- Written exercise
Print every record below exactly as written.

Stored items
----------

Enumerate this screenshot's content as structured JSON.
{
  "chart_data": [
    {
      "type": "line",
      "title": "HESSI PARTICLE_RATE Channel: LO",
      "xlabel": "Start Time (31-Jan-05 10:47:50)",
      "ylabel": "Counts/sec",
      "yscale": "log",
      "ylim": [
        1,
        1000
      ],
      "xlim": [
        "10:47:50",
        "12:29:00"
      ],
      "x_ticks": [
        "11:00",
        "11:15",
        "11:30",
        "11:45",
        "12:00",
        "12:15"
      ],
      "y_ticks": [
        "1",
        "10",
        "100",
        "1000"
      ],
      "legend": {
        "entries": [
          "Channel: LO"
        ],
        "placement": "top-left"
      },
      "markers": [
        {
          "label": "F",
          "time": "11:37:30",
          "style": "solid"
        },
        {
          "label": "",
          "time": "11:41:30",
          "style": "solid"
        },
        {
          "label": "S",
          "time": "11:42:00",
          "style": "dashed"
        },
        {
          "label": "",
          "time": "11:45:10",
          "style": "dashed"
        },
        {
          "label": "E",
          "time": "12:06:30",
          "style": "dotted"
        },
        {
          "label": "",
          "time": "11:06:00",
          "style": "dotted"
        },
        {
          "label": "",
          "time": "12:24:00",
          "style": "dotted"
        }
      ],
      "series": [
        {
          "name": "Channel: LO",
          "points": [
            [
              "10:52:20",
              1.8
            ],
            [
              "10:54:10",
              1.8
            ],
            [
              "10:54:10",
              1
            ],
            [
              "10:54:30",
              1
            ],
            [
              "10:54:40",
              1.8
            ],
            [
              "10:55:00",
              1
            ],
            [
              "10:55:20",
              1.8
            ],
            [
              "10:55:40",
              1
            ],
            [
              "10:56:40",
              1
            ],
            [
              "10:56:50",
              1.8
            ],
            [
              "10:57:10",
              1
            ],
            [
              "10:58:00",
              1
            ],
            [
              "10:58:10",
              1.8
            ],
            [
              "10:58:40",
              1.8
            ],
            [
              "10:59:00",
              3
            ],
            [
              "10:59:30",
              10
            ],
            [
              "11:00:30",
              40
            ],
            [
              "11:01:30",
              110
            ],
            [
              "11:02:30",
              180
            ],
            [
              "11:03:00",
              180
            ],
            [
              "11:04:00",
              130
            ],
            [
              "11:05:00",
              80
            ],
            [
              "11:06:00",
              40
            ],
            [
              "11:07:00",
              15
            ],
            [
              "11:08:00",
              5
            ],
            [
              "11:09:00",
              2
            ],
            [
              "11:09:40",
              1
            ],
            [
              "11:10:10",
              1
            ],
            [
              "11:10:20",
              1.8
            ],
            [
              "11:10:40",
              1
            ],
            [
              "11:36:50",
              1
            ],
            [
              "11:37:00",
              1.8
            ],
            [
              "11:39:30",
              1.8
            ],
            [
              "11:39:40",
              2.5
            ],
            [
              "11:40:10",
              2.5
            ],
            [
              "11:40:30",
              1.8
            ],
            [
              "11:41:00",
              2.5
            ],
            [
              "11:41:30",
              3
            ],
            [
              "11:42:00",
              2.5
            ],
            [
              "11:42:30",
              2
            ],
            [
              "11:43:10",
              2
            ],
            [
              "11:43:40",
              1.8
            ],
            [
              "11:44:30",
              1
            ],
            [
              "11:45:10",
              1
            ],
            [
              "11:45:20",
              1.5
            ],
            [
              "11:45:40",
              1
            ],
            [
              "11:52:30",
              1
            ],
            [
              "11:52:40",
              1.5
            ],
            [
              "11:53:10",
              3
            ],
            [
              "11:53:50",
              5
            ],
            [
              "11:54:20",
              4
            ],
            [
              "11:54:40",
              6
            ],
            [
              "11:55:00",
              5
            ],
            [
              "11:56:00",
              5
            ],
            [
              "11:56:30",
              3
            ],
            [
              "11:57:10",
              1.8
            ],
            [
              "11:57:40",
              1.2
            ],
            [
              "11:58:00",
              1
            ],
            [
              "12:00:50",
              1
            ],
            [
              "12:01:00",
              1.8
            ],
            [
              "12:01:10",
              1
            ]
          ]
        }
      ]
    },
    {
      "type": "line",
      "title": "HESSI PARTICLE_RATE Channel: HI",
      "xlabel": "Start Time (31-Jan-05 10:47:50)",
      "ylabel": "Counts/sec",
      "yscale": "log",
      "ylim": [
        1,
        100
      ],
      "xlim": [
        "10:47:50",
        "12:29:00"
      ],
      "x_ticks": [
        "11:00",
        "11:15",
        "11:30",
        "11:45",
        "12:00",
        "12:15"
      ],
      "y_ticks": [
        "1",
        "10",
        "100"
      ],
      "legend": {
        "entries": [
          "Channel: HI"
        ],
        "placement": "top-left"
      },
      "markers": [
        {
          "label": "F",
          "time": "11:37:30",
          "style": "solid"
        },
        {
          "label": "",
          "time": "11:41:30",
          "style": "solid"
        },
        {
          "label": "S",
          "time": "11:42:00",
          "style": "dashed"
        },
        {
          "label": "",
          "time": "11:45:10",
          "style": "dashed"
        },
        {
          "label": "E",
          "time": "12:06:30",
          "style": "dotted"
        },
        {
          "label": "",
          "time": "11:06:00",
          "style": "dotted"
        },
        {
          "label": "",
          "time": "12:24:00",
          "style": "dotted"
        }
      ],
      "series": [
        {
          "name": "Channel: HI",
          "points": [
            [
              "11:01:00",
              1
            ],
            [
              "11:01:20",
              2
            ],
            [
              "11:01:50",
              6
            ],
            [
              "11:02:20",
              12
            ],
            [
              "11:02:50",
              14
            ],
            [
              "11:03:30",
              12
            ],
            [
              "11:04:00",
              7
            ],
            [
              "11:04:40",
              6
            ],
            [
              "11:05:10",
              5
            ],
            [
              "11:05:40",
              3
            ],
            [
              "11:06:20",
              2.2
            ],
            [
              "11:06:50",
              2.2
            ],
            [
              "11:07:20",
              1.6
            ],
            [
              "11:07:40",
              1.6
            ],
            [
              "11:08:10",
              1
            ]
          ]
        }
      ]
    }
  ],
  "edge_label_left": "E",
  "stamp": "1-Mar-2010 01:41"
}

----------

- The completed task
Enumerate this screenshot's content as structured JSON.
{
  "chart_data": [
    {
      "type": "line",
      "title": "HESSI PARTICLE_RATE Channel: LO",
      "xlabel": "Start Time (31-Jan-05 10:47:50)",
      "ylabel": "Counts/sec",
      "yscale": "log",
      "ylim": [
        1,
        1000
      ],
      "xlim": [
        "10:47:50",
        "12:29:00"
      ],
      "x_ticks": [
        "11:00",
        "11:15",
        "11:30",
        "11:45",
        "12:00",
        "12:15"
      ],
      "y_ticks": [
        "1",
        "10",
        "100",
        "1000"
      ],
      "legend": {
        "entries": [
          "Channel: LO"
        ],
        "placement": "top-left"
      },
      "markers": [
        {
          "label": "F",
          "time": "11:37:30",
          "style": "solid"
        },
        {
          "label": "",
          "time": "11:41:30",
          "style": "solid"
        },
        {
          "label": "S",
          "time": "11:42:00",
          "style": "dashed"
        },
        {
          "label": "",
          "time": "11:45:10",
          "style": "dashed"
        },
        {
          "label": "E",
          "time": "12:06:30",
          "style": "dotted"
        },
        {
          "label": "",
          "time": "11:06:00",
          "style": "dotted"
        },
        {
          "label": "",
          "time": "12:24:00",
          "style": "dotted"
        }
      ],
      "series": [
        {
          "name": "Channel: LO",
          "points": [
            [
              "10:52:20",
              1.8
            ],
            [
              "10:54:10",
              1.8
            ],
            [
              "10:54:10",
              1
            ],
            [
              "10:54:30",
              1
            ],
            [
              "10:54:40",
              1.8
            ],
            [
              "10:55:00",
              1
            ],
            [
              "10:55:20",
              1.8
            ],
            [
              "10:55:40",
              1
            ],
            [
              "10:56:40",
              1
            ],
            [
              "10:56:50",
              1.8
            ],
            [
              "10:57:10",
              1
            ],
            [
              "10:58:00",
              1
            ],
            [
              "10:58:10",
              1.8
            ],
            [
              "10:58:40",
              1.8
            ],
            [
              "10:59:00",
              3
            ],
            [
              "10:59:30",
              10
            ],
            [
              "11:00:30",
              40
            ],
            [
              "11:01:30",
              110
            ],
            [
              "11:02:30",
              180
            ],
            [
              "11:03:00",
              180
            ],
            [
              "11:04:00",
              130
            ],
            [
              "11:05:00",
              80
            ],
            [
              "11:06:00",
              40
            ],
            [
              "11:07:00",
              15
            ],
            [
              "11:08:00",
              5
            ],
            [
              "11:09:00",
              2
            ],
            [
              "11:09:40",
              1
            ],
            [
              "11:10:10",
              1
            ],
            [
              "11:10:20",
              1.8
            ],
            [
              "11:10:40",
              1
            ],
            [
              "11:36:50",
              1
            ],
            [
              "11:37:00",
              1.8
            ],
            [
              "11:39:30",
              1.8
            ],
            [
              "11:39:40",
              2.5
            ],
            [
              "11:40:10",
              2.5
            ],
            [
              "11:40:30",
              1.8
            ],
            [
              "11:41:00",
              2.5
            ],
            [
              "11:41:30",
              3
            ],
            [
              "11:42:00",
              2.5
            ],
            [
              "11:42:30",
              2
            ],
            [
              "11:43:10",
              2
            ],
            [
              "11:43:40",
              1.8
            ],
            [
              "11:44:30",
              1
            ],
            [
              "11:45:10",
              1
            ],
            [
              "11:45:20",
              1.5
            ],
            [
              "11:45:40",
              1
            ],
            [
              "11:52:30",
              1
            ],
            [
              "11:52:40",
              1.5
            ],
            [
              "11:53:10",
              3
            ],
            [
              "11:53:50",
              5
            ],
            [
              "11:54:20",
              4
            ],
            [
              "11:54:40",
              6
            ],
            [
              "11:55:00",
              5
            ],
            [
              "11:56:00",
              5
            ],
            [
              "11:56:30",
              3
            ],
            [
              "11:57:10",
              1.8
            ],
            [
              "11:57:40",
              1.2
            ],
            [
              "11:58:00",
              1
            ],
            [
              "12:00:50",
              1
            ],
            [
              "12:01:00",
              1.8
            ],
            [
              "12:01:10",
              1
            ]
          ]
        }
      ]
    },
    {
      "type": "line",
      "title": "HESSI PARTICLE_RATE Channel: HI",
      "xlabel": "Start Time (31-Jan-05 10:47:50)",
      "ylabel": "Counts/sec",
      "yscale": "log",
      "ylim": [
        1,
        100
      ],
      "xlim": [
        "10:47:50",
        "12:29:00"
      ],
      "x_ticks": [
        "11:00",
        "11:15",
        "11:30",
        "11:45",
        "12:00",
        "12:15"
      ],
      "y_ticks": [
        "1",
        "10",
        "100"
      ],
      "legend": {
        "entries": [
          "Channel: HI"
        ],
        "placement": "top-left"
      },
      "markers": [
        {
          "label": "F",
          "time": "11:37:30",
          "style": "solid"
        },
        {
          "label": "",
          "time": "11:41:30",
          "style": "solid"
        },
        {
          "label": "S",
          "time": "11:42:00",
          "style": "dashed"
        },
        {
          "label": "",
          "time": "11:45:10",
          "style": "dashed"
        },
        {
          "label": "E",
          "time": "12:06:30",
          "style": "dotted"
        },
        {
          "label": "",
          "time": "11:06:00",
          "style": "dotted"
        },
        {
          "label": "",
          "time": "12:24:00",
          "style": "dotted"
        }
      ],
      "series": [
        {
          "name": "Channel: HI",
          "points": [
            [
              "11:01:00",
              1
            ],
            [
              "11:01:20",
              2
            ],
            [
              "11:01:50",
              6
            ],
            [
              "11:02:20",
              12
            ],
            [
              "11:02:50",
              14
            ],
            [
              "11:03:30",
              12
            ],
            [
              "11:04:00",
              7
            ],
            [
              "11:04:40",
              6
            ],
            [
              "11:05:10",
              5
            ],
            [
              "11:05:40",
              3
            ],
            [
              "11:06:20",
              2.2
            ],
            [
              "11:06:50",
              2.2
            ],
            [
              "11:07:20",
              1.6
            ],
            [
              "11:07:40",
              1.6
            ],
            [
              "11:08:10",
              1
            ]
          ]
        }
      ]
    }
  ],
  "edge_label_left": "E",
  "stamp": "1-Mar-2010 01:41"
}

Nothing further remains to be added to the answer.